[Begin Dataset content]

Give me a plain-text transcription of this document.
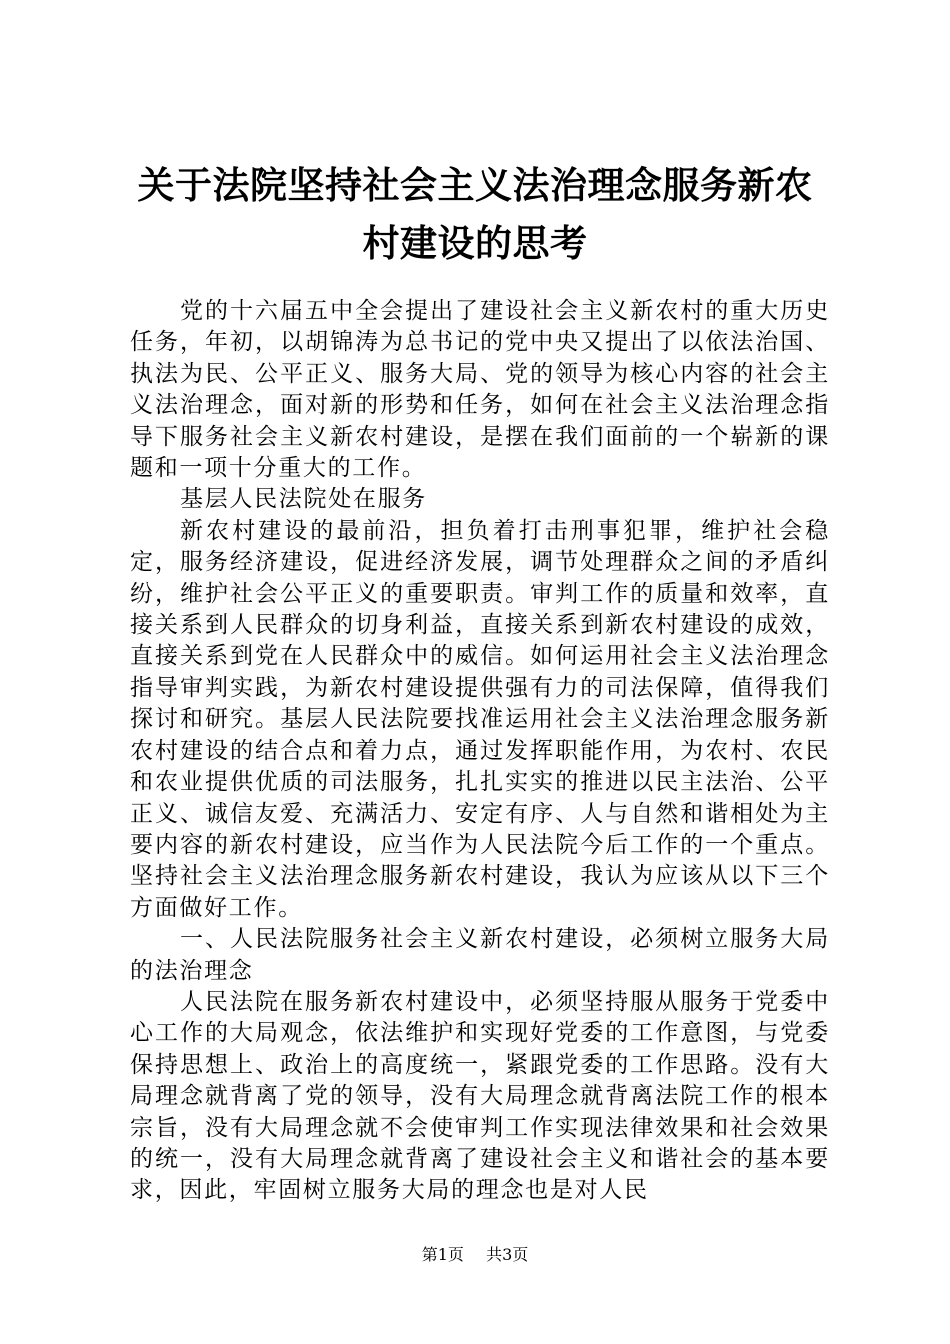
关于法院坚持社会主义法治理念服务新农村建设的思考

党的十六届五中全会提出了建设社会主义新农村的重大历史任务，年初，以胡锦涛为总书记的党中央又提出了以依法治国、执法为民、公平正义、服务大局、党的领导为核心内容的社会主义法治理念，面对新的形势和任务，如何在社会主义法治理念指导下服务社会主义新农村建设，是摆在我们面前的一个崭新的课题和一项十分重大的工作。

基层人民法院处在服务

新农村建设的最前沿，担负着打击刑事犯罪，维护社会稳定，服务经济建设，促进经济发展，调节处理群众之间的矛盾纠纷，维护社会公平正义的重要职责。审判工作的质量和效率，直接关系到人民群众的切身利益，直接关系到新农村建设的成效，直接关系到党在人民群众中的威信。如何运用社会主义法治理念指导审判实践，为新农村建设提供强有力的司法保障，值得我们探讨和研究。基层人民法院要找准运用社会主义法治理念服务新农村建设的结合点和着力点，通过发挥职能作用，为农村、农民和农业提供优质的司法服务，扎扎实实的推进以民主法治、公平正义、诚信友爱、充满活力、安定有序、人与自然和谐相处为主要内容的新农村建设，应当作为人民法院今后工作的一个重点。坚持社会主义法治理念服务新农村建设，我认为应该从以下三个方面做好工作。

一、人民法院服务社会主义新农村建设，必须树立服务大局的法治理念

人民法院在服务新农村建设中，必须坚持服从服务于党委中心工作的大局观念，依法维护和实现好党委的工作意图，与党委保持思想上、政治上的高度统一，紧跟党委的工作思路。没有大局理念就背离了党的领导，没有大局理念就背离法院工作的根本宗旨，没有大局理念就不会使审判工作实现法律效果和社会效果的统一，没有大局理念就背离了建设社会主义和谐社会的基本要求，因此，牢固树立服务大局的理念也是对人民

第1页 共3页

[End Dataset content]

» Exercise prompt
Write out the full set of lines verbatim, without the pictures.

» Expected answer
Give me a plain-text transcription of this document.
关于法院坚持社会主义法治理念服务新农村建设的思考

党的十六届五中全会提出了建设社会主义新农村的重大历史任务，年初，以胡锦涛为总书记的党中央又提出了以依法治国、执法为民、公平正义、服务大局、党的领导为核心内容的社会主义法治理念，面对新的形势和任务，如何在社会主义法治理念指导下服务社会主义新农村建设，是摆在我们面前的一个崭新的课题和一项十分重大的工作。

基层人民法院处在服务

新农村建设的最前沿，担负着打击刑事犯罪，维护社会稳定，服务经济建设，促进经济发展，调节处理群众之间的矛盾纠纷，维护社会公平正义的重要职责。审判工作的质量和效率，直接关系到人民群众的切身利益，直接关系到新农村建设的成效，直接关系到党在人民群众中的威信。如何运用社会主义法治理念指导审判实践，为新农村建设提供强有力的司法保障，值得我们探讨和研究。基层人民法院要找准运用社会主义法治理念服务新农村建设的结合点和着力点，通过发挥职能作用，为农村、农民和农业提供优质的司法服务，扎扎实实的推进以民主法治、公平正义、诚信友爱、充满活力、安定有序、人与自然和谐相处为主要内容的新农村建设，应当作为人民法院今后工作的一个重点。坚持社会主义法治理念服务新农村建设，我认为应该从以下三个方面做好工作。

一、人民法院服务社会主义新农村建设，必须树立服务大局的法治理念

人民法院在服务新农村建设中，必须坚持服从服务于党委中心工作的大局观念，依法维护和实现好党委的工作意图，与党委保持思想上、政治上的高度统一，紧跟党委的工作思路。没有大局理念就背离了党的领导，没有大局理念就背离法院工作的根本宗旨，没有大局理念就不会使审判工作实现法律效果和社会效果的统一，没有大局理念就背离了建设社会主义和谐社会的基本要求，因此，牢固树立服务大局的理念也是对人民

第1页 共3页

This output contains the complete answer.